(Records from a collection)
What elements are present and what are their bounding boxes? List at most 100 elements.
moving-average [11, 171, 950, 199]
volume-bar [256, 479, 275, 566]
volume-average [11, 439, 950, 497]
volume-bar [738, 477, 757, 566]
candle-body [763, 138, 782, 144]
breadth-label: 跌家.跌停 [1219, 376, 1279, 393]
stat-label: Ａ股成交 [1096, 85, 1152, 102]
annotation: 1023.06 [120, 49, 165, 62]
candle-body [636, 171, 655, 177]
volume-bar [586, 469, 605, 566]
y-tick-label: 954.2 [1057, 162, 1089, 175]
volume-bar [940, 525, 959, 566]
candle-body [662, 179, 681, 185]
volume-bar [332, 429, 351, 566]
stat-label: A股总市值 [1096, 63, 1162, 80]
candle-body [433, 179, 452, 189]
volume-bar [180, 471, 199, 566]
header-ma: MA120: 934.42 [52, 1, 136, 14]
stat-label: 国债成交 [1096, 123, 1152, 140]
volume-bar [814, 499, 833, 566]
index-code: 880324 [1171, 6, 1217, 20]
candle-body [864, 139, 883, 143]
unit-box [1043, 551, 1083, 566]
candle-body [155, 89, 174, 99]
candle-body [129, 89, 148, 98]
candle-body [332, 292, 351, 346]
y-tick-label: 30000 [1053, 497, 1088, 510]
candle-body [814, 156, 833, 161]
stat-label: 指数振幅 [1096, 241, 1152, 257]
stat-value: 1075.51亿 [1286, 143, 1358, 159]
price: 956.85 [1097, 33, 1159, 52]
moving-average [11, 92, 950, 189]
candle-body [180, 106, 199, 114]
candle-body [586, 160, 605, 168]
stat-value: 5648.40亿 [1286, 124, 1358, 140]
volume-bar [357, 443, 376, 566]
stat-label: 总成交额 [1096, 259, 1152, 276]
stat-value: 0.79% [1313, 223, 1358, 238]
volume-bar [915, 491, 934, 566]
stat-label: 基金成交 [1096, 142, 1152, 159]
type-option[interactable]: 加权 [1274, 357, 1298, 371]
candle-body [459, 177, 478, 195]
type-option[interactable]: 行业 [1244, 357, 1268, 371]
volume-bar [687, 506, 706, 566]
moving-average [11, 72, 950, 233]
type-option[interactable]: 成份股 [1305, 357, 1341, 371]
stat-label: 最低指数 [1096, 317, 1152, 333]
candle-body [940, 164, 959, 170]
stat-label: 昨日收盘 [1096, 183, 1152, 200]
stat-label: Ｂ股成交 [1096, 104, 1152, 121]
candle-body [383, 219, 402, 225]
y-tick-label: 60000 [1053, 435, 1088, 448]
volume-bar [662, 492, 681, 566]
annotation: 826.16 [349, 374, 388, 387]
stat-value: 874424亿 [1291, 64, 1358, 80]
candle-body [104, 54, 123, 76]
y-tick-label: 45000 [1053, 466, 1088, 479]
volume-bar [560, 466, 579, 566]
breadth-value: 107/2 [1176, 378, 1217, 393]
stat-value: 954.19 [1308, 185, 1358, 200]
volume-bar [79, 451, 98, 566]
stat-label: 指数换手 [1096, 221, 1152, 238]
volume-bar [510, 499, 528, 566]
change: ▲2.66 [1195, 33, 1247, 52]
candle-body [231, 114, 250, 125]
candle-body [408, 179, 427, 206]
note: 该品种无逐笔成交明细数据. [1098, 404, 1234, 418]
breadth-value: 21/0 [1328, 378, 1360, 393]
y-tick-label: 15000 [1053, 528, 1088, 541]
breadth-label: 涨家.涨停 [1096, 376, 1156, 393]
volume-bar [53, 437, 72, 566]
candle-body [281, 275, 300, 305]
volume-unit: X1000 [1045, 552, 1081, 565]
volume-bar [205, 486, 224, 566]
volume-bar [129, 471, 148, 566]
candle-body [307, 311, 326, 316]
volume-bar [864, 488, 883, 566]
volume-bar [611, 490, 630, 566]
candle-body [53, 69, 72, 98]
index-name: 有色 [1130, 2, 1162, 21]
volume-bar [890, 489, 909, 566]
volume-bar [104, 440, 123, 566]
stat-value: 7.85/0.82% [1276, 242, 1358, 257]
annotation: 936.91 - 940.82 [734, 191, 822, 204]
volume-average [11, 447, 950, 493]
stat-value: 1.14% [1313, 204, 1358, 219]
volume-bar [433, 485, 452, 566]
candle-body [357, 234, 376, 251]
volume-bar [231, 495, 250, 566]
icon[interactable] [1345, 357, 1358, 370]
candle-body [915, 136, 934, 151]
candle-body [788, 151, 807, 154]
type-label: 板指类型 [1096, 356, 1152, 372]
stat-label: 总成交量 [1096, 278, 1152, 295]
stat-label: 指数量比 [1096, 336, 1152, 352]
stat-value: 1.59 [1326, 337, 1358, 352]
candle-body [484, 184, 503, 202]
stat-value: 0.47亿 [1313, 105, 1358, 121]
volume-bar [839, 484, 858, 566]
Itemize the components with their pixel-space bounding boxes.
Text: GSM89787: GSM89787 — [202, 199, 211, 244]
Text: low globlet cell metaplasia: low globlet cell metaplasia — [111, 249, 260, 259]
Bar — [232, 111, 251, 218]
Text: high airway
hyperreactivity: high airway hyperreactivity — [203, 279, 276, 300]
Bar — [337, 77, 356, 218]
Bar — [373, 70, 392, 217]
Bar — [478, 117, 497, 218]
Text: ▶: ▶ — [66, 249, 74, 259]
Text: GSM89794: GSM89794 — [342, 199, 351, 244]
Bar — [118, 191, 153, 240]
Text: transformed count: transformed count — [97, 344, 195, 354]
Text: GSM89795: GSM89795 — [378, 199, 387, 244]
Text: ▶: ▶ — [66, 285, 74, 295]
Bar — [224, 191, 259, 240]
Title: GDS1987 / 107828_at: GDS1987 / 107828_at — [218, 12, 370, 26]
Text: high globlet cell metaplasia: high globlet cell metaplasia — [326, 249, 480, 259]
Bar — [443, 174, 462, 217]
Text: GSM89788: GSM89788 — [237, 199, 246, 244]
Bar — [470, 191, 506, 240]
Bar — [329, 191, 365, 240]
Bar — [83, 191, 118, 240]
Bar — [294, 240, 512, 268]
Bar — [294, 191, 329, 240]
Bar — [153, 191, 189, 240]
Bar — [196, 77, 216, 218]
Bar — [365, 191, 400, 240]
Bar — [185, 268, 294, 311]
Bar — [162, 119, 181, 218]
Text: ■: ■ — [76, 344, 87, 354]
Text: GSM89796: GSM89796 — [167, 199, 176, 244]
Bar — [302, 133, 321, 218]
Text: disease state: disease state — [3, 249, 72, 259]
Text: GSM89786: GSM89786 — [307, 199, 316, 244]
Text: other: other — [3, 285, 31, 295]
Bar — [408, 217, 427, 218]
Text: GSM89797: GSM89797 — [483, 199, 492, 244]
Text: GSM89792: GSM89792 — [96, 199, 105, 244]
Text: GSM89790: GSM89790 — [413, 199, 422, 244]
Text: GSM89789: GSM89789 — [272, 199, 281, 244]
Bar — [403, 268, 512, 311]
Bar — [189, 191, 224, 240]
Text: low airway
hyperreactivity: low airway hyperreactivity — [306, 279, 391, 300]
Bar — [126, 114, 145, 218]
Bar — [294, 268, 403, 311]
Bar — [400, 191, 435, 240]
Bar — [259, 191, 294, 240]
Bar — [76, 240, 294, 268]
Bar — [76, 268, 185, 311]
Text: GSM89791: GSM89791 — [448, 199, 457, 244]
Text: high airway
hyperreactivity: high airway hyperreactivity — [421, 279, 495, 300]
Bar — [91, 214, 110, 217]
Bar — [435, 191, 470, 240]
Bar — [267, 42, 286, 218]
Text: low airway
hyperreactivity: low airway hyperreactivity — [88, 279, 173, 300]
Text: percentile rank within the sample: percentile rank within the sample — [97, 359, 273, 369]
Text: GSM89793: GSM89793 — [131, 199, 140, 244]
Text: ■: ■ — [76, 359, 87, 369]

* **Problem to solve**: Output the lines from the first line of the records through the line containing "unit-box [1043, 551, 1083, 566]" as a Markdown table with the columns No. and Line, one numbered row per line and no rows for blank lines.

* **The completed task**:
| No. | Line |
|---|---|
| 1 | What elements are present and what are their bounding boxes? List at most 100 elements. |
| 2 | moving-average [11, 171, 950, 199] |
| 3 | volume-bar [256, 479, 275, 566] |
| 4 | volume-average [11, 439, 950, 497] |
| 5 | volume-bar [738, 477, 757, 566] |
| 6 | candle-body [763, 138, 782, 144] |
| 7 | breadth-label: 跌家.跌停 [1219, 376, 1279, 393] |
| 8 | stat-label: Ａ股成交 [1096, 85, 1152, 102] |
| 9 | annotation: 1023.06 [120, 49, 165, 62] |
| 10 | candle-body [636, 171, 655, 177] |
| 11 | volume-bar [586, 469, 605, 566] |
| 12 | y-tick-label: 954.2 [1057, 162, 1089, 175] |
| 13 | volume-bar [940, 525, 959, 566] |
| 14 | candle-body [662, 179, 681, 185] |
| 15 | volume-bar [332, 429, 351, 566] |
| 16 | stat-label: A股总市值 [1096, 63, 1162, 80] |
| 17 | candle-body [433, 179, 452, 189] |
| 18 | volume-bar [180, 471, 199, 566] |
| 19 | header-ma: MA120: 934.42 [52, 1, 136, 14] |
| 20 | stat-label: 国债成交 [1096, 123, 1152, 140] |
| 21 | volume-bar [814, 499, 833, 566] |
| 22 | index-code: 880324 [1171, 6, 1217, 20] |
| 23 | candle-body [864, 139, 883, 143] |
| 24 | unit-box [1043, 551, 1083, 566] |